*WORK TO BE COMPLETED:*
Copy every line in the records below that contains the word "glory".

*MATERIAL FOR THIS EXERCISE:*
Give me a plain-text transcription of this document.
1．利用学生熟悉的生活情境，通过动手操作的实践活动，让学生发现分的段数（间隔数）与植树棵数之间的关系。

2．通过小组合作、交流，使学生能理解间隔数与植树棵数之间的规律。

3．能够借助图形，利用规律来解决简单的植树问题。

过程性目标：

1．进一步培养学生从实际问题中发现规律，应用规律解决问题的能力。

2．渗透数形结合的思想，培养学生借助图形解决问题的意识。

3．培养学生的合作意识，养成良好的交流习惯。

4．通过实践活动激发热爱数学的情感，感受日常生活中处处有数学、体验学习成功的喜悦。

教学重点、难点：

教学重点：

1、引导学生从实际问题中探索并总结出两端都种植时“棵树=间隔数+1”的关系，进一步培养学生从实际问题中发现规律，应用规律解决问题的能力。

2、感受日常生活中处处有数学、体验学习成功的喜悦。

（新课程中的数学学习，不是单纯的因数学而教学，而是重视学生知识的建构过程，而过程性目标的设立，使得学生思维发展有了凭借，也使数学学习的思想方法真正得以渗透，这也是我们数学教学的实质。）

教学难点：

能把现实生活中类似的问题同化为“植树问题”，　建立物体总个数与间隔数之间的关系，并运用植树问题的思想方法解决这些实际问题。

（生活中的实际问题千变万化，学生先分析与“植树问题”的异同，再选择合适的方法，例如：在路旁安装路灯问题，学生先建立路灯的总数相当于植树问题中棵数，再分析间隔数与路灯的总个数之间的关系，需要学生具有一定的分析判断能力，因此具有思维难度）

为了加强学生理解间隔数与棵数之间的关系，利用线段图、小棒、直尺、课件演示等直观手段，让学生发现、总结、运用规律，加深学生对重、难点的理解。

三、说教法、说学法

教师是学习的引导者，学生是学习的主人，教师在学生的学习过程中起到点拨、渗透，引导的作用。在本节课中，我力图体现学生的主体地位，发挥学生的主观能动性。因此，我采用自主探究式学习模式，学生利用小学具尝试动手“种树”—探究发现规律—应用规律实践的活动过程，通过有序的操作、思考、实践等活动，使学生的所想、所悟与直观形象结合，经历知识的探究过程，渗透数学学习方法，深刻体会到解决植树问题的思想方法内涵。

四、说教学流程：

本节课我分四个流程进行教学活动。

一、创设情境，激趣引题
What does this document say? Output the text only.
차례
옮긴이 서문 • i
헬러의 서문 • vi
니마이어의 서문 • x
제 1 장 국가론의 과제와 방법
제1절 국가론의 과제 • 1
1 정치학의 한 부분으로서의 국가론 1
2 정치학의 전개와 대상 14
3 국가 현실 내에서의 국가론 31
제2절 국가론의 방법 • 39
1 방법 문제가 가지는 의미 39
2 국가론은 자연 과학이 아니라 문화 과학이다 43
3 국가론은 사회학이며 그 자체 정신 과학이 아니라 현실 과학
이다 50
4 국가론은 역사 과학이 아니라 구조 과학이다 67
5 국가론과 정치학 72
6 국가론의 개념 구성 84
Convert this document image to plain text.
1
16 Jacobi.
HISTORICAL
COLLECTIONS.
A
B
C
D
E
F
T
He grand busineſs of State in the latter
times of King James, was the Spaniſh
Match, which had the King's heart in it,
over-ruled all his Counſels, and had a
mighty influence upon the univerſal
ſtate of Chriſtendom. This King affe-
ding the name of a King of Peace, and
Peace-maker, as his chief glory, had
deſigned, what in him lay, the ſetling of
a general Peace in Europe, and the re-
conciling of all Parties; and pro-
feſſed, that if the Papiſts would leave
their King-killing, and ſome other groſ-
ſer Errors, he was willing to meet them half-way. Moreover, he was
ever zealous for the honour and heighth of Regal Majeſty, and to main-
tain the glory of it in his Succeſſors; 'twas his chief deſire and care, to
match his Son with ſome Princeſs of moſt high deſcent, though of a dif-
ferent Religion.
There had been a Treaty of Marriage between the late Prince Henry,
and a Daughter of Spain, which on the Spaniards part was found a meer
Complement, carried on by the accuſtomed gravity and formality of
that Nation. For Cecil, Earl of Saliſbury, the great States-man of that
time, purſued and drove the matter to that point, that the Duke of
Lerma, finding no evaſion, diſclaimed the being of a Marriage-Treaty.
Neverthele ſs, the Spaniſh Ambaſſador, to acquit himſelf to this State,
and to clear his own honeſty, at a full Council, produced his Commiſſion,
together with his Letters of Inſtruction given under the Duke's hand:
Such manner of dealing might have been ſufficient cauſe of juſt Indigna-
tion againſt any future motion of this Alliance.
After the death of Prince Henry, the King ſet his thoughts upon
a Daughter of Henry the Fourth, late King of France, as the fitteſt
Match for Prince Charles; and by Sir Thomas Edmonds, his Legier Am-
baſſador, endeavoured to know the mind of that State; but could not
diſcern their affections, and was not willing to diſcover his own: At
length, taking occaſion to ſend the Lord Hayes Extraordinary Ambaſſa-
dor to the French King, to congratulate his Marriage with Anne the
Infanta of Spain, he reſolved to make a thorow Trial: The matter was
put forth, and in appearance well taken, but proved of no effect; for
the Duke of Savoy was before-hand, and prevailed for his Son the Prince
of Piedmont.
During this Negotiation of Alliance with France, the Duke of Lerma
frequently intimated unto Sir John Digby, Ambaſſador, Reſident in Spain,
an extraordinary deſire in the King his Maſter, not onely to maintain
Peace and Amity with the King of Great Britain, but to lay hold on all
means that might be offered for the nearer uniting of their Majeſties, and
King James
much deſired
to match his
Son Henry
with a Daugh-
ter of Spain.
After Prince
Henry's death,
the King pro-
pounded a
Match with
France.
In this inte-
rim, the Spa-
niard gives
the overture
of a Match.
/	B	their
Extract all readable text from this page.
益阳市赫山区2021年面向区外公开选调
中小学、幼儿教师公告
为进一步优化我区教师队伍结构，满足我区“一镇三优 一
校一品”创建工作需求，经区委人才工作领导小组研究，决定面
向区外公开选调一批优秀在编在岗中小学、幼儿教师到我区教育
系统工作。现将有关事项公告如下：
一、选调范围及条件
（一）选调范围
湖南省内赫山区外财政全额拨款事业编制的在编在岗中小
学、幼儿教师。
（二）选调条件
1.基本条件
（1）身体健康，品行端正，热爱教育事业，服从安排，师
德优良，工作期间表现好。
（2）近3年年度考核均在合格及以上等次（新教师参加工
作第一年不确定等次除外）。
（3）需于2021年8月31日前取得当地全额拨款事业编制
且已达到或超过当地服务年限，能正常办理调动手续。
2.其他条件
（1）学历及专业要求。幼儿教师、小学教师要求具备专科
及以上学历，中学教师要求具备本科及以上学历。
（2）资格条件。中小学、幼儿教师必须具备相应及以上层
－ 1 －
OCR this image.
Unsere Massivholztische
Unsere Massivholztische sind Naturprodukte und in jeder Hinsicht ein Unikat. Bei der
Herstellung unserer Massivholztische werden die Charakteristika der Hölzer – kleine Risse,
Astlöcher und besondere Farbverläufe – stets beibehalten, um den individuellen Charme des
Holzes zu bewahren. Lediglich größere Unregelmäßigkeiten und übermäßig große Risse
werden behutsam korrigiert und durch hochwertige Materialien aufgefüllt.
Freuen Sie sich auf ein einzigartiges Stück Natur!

*EXPECTED ANSWER:*
Peace-maker, as his chief glory, had
tain the glory of it in his Succeſſors; 'twas his chief deſire and care, to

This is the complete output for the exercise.